*WHAT IS EXPECTED*:
Print the full listing exactly.

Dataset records
+ + + +
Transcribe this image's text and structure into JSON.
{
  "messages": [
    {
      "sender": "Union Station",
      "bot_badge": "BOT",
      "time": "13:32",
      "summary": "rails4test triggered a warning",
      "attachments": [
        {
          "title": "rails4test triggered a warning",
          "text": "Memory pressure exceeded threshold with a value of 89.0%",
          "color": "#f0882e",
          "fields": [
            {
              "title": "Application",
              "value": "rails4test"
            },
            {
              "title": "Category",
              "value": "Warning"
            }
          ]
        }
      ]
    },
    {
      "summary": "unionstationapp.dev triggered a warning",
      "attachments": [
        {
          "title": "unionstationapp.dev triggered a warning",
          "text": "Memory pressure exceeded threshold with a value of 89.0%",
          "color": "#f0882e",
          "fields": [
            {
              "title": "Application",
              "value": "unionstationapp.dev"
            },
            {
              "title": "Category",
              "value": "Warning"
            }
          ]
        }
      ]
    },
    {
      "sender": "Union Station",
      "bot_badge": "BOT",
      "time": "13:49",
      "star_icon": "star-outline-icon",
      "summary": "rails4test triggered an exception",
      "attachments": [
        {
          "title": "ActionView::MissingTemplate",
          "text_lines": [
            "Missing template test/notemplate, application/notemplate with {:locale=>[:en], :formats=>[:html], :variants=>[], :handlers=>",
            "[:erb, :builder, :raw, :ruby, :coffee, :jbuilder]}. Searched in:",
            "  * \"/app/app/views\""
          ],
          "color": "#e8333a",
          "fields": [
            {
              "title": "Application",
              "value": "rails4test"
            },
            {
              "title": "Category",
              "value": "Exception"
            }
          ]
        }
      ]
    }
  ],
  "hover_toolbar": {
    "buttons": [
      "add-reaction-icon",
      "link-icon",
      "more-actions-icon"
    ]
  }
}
+ + + +
*EXPECTED ANSWER*:
Transcribe this image's text and structure into JSON.
{
  "messages": [
    {
      "sender": "Union Station",
      "bot_badge": "BOT",
      "time": "13:32",
      "summary": "rails4test triggered a warning",
      "attachments": [
        {
          "title": "rails4test triggered a warning",
          "text": "Memory pressure exceeded threshold with a value of 89.0%",
          "color": "#f0882e",
          "fields": [
            {
              "title": "Application",
              "value": "rails4test"
            },
            {
              "title": "Category",
              "value": "Warning"
            }
          ]
        }
      ]
    },
    {
      "summary": "unionstationapp.dev triggered a warning",
      "attachments": [
        {
          "title": "unionstationapp.dev triggered a warning",
          "text": "Memory pressure exceeded threshold with a value of 89.0%",
          "color": "#f0882e",
          "fields": [
            {
              "title": "Application",
              "value": "unionstationapp.dev"
            },
            {
              "title": "Category",
              "value": "Warning"
            }
          ]
        }
      ]
    },
    {
      "sender": "Union Station",
      "bot_badge": "BOT",
      "time": "13:49",
      "star_icon": "star-outline-icon",
      "summary": "rails4test triggered an exception",
      "attachments": [
        {
          "title": "ActionView::MissingTemplate",
          "text_lines": [
            "Missing template test/notemplate, application/notemplate with {:locale=>[:en], :formats=>[:html], :variants=>[], :handlers=>",
            "[:erb, :builder, :raw, :ruby, :coffee, :jbuilder]}. Searched in:",
            "  * \"/app/app/views\""
          ],
          "color": "#e8333a",
          "fields": [
            {
              "title": "Application",
              "value": "rails4test"
            },
            {
              "title": "Category",
              "value": "Exception"
            }
          ]
        }
      ]
    }
  ],
  "hover_toolbar": {
    "buttons": [
      "add-reaction-icon",
      "link-icon",
      "more-actions-icon"
    ]
  }
}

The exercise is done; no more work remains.